A block of data

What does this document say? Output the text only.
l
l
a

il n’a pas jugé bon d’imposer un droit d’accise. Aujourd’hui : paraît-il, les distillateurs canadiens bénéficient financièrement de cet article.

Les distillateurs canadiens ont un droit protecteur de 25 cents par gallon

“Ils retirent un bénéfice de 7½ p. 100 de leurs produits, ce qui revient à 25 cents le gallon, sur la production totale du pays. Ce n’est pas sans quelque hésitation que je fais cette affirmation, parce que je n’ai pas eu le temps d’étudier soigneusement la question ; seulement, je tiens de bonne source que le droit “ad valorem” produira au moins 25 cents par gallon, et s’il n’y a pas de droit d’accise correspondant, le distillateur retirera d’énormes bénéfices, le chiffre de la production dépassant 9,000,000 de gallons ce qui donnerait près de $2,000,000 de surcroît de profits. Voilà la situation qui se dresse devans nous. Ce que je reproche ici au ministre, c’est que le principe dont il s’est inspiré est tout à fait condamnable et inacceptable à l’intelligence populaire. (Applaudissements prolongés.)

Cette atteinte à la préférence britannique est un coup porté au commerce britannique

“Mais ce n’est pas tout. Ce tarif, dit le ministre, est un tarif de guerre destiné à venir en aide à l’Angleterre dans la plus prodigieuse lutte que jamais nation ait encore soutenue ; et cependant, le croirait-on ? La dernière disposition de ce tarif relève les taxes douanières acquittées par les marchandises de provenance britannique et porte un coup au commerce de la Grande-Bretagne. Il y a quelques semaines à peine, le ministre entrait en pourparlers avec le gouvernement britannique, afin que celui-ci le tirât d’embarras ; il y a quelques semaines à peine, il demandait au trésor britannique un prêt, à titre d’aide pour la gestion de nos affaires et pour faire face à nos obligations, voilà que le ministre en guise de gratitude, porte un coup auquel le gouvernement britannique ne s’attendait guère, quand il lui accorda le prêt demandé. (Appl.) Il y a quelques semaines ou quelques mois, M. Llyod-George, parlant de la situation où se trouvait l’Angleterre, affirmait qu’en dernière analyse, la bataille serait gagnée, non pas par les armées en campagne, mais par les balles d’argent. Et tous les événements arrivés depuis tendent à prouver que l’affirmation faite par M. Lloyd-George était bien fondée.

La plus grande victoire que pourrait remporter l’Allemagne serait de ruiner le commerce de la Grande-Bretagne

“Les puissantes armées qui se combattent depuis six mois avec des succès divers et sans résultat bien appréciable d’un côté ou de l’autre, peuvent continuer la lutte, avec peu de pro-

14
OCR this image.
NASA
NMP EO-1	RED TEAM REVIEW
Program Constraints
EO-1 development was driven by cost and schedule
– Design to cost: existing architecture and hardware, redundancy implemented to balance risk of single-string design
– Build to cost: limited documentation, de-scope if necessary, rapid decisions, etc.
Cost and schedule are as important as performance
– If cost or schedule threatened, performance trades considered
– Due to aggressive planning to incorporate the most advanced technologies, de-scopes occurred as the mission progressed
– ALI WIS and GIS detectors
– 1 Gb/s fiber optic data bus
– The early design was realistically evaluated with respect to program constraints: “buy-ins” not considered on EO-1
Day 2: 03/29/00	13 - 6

> What the exercise asks
Identify which lines contain the word "plus" and copy each one.

> Expected output
“Mais ce n’est pas tout. Ce tarif, dit le ministre, est un tarif de guerre destiné à venir en aide à l’Angleterre dans la plus prodigieuse lutte que jamais nation ait encore soutenue ; et cependant, le croirait-on ? La dernière disposition de ce tarif relève les taxes douanières acquittées par les marchandises de provenance britannique et porte un coup au commerce de la Grande-Bretagne. Il y a quelques semaines à peine, le ministre entrait en pourparlers avec le gouvernement britannique, afin que celui-ci le tirât d’embarras ; il y a quelques semaines à peine, il demandait au trésor britannique un prêt, à titre d’aide pour la gestion de nos affaires et pour faire face à nos obligations, voilà que le ministre en guise de gratitude, porte un coup auquel le gouvernement britannique ne s’attendait guère, quand il lui accorda le prêt demandé. (Appl.) Il y a quelques semaines ou quelques mois, M. Llyod-George, parlant de la situation où se trouvait l’Angleterre, affirmait qu’en dernière analyse, la bataille serait gagnée, non pas par les armées en campagne, mais par les balles d’argent. Et tous les événements arrivés depuis tendent à prouver que l’affirmation faite par M. Lloyd-George était bien fondée.
La plus grande victoire que pourrait remporter l’Allemagne serait de ruiner le commerce de la Grande-Bretagne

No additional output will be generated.